(Instruction): Find the string "Microsoft" in the entries and copy each line that has it.
——————
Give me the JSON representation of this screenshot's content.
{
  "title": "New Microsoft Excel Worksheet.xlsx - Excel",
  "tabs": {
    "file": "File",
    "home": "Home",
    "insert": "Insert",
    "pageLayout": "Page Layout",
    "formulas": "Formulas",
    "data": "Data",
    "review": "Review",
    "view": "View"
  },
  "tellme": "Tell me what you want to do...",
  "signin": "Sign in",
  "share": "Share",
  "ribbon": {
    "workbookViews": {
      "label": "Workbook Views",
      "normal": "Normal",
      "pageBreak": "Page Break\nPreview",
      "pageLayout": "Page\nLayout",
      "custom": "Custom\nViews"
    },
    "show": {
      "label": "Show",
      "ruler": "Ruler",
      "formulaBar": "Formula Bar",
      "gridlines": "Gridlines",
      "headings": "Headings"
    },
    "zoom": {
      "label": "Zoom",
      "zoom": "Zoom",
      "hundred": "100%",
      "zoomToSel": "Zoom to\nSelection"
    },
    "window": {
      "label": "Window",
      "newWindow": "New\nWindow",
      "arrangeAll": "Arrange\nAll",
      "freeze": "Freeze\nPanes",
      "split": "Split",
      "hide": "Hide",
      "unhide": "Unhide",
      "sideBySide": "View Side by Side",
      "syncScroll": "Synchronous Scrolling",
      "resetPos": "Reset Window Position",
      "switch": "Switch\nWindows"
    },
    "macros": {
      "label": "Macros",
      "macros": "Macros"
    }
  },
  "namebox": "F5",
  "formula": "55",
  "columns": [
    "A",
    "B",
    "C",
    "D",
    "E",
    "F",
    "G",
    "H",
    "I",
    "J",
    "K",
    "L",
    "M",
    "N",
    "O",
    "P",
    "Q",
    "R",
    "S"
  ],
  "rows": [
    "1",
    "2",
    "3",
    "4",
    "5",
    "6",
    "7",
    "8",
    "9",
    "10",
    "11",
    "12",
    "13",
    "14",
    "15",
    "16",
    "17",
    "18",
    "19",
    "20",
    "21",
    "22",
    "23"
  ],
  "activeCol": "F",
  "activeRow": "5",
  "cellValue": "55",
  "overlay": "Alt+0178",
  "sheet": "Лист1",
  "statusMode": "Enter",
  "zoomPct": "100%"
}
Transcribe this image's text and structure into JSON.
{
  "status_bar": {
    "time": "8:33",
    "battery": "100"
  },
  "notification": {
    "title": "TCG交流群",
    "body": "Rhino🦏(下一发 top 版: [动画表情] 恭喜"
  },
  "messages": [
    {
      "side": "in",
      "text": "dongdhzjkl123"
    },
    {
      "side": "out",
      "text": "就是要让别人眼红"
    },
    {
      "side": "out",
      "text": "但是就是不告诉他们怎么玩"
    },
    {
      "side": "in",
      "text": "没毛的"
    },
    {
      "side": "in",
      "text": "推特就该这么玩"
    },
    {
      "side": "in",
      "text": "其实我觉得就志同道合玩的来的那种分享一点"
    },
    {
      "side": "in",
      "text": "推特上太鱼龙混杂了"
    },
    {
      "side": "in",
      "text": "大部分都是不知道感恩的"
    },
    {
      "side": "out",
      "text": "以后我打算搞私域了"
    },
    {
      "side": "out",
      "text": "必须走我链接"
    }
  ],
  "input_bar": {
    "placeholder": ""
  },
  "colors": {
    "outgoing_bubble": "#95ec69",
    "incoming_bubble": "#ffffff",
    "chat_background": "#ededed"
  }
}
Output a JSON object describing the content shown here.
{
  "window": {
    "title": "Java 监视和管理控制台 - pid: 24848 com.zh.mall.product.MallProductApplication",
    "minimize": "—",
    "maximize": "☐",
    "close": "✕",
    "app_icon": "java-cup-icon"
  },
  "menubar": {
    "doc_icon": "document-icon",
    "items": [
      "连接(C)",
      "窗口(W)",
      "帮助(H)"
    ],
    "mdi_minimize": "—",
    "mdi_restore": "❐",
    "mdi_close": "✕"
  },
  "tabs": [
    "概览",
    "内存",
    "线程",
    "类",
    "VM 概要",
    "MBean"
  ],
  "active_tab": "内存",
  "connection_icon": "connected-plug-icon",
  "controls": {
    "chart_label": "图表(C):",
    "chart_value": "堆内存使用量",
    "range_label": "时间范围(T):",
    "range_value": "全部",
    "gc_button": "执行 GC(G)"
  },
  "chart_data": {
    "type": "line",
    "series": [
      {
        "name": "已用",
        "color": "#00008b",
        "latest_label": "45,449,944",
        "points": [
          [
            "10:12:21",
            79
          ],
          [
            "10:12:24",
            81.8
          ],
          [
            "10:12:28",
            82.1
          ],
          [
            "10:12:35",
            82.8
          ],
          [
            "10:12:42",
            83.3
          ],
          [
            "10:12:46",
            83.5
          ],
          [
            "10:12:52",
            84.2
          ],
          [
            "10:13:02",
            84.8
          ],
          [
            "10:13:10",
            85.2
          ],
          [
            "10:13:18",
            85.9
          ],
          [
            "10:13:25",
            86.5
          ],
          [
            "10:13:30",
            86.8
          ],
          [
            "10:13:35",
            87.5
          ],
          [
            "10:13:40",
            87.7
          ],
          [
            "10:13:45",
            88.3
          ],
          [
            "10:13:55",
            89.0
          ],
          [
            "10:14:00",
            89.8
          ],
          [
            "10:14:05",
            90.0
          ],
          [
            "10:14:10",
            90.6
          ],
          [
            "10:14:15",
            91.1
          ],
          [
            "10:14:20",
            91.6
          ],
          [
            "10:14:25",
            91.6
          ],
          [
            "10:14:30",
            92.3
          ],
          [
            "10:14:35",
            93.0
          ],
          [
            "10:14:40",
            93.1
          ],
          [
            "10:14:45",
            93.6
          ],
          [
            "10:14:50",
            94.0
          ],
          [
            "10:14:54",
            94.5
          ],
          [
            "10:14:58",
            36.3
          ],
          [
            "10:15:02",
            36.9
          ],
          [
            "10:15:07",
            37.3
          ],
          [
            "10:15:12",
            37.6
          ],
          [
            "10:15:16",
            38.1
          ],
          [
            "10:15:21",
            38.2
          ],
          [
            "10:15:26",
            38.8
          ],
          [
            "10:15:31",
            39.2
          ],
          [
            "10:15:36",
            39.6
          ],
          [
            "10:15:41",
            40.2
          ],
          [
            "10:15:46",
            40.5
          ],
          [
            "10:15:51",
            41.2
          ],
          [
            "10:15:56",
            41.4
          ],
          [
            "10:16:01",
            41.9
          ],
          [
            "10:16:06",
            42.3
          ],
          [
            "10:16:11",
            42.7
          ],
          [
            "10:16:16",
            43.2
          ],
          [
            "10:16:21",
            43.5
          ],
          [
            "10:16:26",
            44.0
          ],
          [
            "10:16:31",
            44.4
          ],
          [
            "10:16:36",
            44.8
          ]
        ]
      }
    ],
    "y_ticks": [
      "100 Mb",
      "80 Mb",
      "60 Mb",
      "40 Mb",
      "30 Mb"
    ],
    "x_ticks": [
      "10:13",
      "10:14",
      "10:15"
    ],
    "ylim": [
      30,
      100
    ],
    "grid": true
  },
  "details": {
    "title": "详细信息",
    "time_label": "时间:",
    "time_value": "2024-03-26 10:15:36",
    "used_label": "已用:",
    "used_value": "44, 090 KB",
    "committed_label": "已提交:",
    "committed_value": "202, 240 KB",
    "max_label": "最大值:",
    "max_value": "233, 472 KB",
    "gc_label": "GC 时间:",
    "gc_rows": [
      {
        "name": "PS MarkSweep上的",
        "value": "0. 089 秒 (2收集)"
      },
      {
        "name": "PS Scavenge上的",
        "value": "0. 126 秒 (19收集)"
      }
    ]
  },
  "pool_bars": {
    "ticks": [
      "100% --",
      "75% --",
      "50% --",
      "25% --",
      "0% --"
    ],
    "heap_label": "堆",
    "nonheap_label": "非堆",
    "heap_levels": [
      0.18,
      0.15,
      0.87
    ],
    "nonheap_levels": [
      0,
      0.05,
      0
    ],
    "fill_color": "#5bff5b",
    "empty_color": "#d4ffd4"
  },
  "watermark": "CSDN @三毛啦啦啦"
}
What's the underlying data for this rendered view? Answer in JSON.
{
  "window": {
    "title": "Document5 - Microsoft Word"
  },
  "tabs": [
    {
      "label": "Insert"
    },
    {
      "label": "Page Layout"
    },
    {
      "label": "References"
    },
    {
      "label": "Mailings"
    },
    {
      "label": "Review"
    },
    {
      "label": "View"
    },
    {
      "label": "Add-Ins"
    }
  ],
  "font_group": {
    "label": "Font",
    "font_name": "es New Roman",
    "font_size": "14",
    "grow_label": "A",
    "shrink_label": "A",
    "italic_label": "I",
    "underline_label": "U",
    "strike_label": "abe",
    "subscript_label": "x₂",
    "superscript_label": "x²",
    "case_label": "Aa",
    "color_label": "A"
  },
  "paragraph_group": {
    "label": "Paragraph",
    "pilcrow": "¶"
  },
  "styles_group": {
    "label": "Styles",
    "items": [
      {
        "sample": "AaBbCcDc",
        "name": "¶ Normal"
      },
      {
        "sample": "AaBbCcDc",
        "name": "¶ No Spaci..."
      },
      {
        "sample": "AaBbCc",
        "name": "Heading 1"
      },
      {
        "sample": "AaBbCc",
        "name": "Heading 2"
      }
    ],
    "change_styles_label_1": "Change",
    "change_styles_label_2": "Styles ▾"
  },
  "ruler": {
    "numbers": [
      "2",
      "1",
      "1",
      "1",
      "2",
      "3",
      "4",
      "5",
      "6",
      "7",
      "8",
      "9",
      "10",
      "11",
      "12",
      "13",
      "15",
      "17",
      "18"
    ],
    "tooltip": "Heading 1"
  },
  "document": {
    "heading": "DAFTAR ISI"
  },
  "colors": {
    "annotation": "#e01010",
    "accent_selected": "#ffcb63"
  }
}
——————
(Result):
  "title": "New Microsoft Excel Worksheet.xlsx - Excel",
    "title": "Document5 - Microsoft Word"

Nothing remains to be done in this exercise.